## EXERCISE
Every entry must be echoed exactly.

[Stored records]
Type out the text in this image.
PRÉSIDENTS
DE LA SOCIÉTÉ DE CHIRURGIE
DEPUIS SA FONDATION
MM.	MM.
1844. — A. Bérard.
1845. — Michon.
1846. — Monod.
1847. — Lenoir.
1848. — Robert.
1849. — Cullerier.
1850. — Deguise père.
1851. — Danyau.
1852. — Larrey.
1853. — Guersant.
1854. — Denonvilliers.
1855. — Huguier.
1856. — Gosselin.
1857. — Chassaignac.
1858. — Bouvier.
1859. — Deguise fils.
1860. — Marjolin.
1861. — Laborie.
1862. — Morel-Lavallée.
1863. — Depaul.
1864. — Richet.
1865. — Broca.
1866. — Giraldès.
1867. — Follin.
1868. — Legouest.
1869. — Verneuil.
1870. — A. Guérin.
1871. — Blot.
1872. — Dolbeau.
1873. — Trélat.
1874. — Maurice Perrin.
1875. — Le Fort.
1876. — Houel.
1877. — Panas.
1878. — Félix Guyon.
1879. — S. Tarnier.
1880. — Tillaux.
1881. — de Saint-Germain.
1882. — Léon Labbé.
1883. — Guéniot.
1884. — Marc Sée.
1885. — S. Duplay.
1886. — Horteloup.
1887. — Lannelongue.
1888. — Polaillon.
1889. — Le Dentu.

## ANSWER FOR THE TASK
Type out the text in this image.
PRÉSIDENTS
DE LA SOCIÉTÉ DE CHIRURGIE
DEPUIS SA FONDATION
MM.	MM.
1844. — A. Bérard.
1845. — Michon.
1846. — Monod.
1847. — Lenoir.
1848. — Robert.
1849. — Cullerier.
1850. — Deguise père.
1851. — Danyau.
1852. — Larrey.
1853. — Guersant.
1854. — Denonvilliers.
1855. — Huguier.
1856. — Gosselin.
1857. — Chassaignac.
1858. — Bouvier.
1859. — Deguise fils.
1860. — Marjolin.
1861. — Laborie.
1862. — Morel-Lavallée.
1863. — Depaul.
1864. — Richet.
1865. — Broca.
1866. — Giraldès.
1867. — Follin.
1868. — Legouest.
1869. — Verneuil.
1870. — A. Guérin.
1871. — Blot.
1872. — Dolbeau.
1873. — Trélat.
1874. — Maurice Perrin.
1875. — Le Fort.
1876. — Houel.
1877. — Panas.
1878. — Félix Guyon.
1879. — S. Tarnier.
1880. — Tillaux.
1881. — de Saint-Germain.
1882. — Léon Labbé.
1883. — Guéniot.
1884. — Marc Sée.
1885. — S. Duplay.
1886. — Horteloup.
1887. — Lannelongue.
1888. — Polaillon.
1889. — Le Dentu.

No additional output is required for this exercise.